++++ PROVIDED DATA ++++

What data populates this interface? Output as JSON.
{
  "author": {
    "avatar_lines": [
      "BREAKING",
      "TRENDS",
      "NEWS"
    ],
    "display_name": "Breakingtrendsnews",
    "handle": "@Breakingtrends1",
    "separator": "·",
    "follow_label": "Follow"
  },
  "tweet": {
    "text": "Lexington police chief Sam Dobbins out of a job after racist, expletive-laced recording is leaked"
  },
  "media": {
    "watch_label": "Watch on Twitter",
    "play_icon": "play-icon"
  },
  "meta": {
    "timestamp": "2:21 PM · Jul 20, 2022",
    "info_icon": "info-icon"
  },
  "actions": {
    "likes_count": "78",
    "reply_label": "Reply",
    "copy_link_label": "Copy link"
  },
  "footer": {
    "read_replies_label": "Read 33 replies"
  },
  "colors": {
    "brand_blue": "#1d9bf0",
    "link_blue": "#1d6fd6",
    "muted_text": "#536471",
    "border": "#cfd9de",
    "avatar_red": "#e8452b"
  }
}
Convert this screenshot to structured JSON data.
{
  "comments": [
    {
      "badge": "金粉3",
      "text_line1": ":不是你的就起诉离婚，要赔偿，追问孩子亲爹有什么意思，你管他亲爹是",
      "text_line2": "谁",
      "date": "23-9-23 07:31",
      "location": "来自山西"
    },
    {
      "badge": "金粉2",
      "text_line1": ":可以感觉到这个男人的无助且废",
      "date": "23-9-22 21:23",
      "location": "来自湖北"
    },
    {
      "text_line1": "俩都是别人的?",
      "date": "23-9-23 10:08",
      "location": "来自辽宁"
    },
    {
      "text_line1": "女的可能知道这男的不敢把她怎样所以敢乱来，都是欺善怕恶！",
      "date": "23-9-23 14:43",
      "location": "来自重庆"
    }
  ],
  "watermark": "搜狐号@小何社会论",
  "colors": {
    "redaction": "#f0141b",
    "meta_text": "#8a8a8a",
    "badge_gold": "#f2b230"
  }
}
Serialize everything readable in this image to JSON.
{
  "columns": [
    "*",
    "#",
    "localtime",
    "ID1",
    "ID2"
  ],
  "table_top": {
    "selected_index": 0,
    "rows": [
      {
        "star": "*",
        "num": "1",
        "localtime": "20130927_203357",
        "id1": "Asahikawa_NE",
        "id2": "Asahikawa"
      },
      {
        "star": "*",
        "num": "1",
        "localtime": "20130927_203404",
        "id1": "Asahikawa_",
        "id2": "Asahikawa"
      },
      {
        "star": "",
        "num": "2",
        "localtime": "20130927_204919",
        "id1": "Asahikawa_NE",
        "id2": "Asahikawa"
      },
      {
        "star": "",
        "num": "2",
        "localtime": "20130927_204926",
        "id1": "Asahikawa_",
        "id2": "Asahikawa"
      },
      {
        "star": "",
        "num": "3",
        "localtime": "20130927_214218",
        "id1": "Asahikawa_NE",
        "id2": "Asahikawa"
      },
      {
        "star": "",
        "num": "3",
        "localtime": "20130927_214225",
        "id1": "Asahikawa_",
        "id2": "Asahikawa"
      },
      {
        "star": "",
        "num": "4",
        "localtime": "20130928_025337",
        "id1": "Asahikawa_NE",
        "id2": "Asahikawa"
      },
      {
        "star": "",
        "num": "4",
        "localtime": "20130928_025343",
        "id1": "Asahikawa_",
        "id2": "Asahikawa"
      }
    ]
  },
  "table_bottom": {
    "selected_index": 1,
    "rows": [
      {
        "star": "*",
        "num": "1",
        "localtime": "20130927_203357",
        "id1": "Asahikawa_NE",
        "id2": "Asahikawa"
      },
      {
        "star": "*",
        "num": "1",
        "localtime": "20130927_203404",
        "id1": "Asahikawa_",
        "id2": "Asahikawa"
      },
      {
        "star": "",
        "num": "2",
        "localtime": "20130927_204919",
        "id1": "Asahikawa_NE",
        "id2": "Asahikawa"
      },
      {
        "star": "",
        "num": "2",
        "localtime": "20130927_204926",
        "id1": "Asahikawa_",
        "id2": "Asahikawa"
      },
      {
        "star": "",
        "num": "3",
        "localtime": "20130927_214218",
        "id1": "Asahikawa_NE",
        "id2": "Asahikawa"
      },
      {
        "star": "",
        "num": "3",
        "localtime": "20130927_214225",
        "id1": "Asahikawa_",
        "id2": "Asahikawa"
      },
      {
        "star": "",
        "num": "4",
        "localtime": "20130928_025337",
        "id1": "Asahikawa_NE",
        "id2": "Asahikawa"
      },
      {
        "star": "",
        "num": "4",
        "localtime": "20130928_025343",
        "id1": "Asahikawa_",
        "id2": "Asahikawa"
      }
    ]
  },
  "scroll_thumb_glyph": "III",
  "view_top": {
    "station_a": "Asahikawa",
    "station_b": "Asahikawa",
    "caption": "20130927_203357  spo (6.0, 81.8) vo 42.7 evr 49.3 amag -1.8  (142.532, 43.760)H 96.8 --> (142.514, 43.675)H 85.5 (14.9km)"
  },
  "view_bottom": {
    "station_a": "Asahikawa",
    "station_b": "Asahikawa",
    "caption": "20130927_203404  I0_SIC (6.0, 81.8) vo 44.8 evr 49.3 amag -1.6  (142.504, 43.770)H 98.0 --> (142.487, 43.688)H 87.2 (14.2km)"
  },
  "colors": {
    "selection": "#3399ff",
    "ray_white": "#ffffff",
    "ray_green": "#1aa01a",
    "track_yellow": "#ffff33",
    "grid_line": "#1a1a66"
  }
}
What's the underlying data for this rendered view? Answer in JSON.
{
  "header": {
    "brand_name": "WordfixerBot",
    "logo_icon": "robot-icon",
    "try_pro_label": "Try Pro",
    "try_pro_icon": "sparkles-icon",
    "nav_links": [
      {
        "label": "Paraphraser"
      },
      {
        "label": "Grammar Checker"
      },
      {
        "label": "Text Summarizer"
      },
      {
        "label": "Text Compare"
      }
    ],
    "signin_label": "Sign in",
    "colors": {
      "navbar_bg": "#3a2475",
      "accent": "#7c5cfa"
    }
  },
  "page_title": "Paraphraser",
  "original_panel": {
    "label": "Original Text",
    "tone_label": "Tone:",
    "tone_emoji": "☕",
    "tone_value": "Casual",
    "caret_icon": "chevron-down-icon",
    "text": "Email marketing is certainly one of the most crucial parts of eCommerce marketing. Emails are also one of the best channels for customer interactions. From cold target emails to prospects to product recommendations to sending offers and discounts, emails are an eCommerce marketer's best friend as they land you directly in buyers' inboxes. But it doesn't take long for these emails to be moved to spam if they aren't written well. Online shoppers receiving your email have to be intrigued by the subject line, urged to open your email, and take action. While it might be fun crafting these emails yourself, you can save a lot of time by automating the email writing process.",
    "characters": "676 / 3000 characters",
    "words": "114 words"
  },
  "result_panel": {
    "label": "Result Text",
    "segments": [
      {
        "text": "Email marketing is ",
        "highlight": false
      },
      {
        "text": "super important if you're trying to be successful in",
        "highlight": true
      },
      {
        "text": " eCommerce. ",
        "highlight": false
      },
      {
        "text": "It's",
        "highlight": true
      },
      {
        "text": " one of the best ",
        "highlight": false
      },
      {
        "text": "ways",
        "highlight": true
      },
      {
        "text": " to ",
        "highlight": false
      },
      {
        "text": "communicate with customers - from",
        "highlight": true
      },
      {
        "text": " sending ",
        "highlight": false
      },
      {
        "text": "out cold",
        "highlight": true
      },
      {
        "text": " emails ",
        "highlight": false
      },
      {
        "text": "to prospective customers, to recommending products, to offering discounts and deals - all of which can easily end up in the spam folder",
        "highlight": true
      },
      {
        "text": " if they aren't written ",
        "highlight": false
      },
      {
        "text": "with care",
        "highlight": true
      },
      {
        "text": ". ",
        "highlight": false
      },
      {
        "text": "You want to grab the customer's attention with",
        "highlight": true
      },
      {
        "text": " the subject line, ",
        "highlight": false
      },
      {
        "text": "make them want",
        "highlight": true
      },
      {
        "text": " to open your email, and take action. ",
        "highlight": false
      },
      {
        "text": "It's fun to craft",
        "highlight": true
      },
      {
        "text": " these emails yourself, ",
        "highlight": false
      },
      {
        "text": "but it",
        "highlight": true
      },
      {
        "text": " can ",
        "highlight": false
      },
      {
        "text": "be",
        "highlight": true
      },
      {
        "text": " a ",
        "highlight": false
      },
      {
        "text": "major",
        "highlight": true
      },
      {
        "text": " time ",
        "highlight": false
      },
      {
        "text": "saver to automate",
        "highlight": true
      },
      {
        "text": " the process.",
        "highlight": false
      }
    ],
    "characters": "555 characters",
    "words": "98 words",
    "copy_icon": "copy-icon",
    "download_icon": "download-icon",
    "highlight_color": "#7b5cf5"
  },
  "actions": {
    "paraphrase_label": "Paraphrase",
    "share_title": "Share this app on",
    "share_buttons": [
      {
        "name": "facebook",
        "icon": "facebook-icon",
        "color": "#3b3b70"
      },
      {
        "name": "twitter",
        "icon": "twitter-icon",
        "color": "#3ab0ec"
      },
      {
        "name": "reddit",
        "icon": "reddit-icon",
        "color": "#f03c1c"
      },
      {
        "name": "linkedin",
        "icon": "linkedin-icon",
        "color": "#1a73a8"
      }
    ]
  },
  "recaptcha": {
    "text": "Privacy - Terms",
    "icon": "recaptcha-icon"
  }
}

++++

• WRITTEN PROBLEM:
State the count of lines holding the string "want" in the listing above, and nothing else.

• FINAL RESULT:
2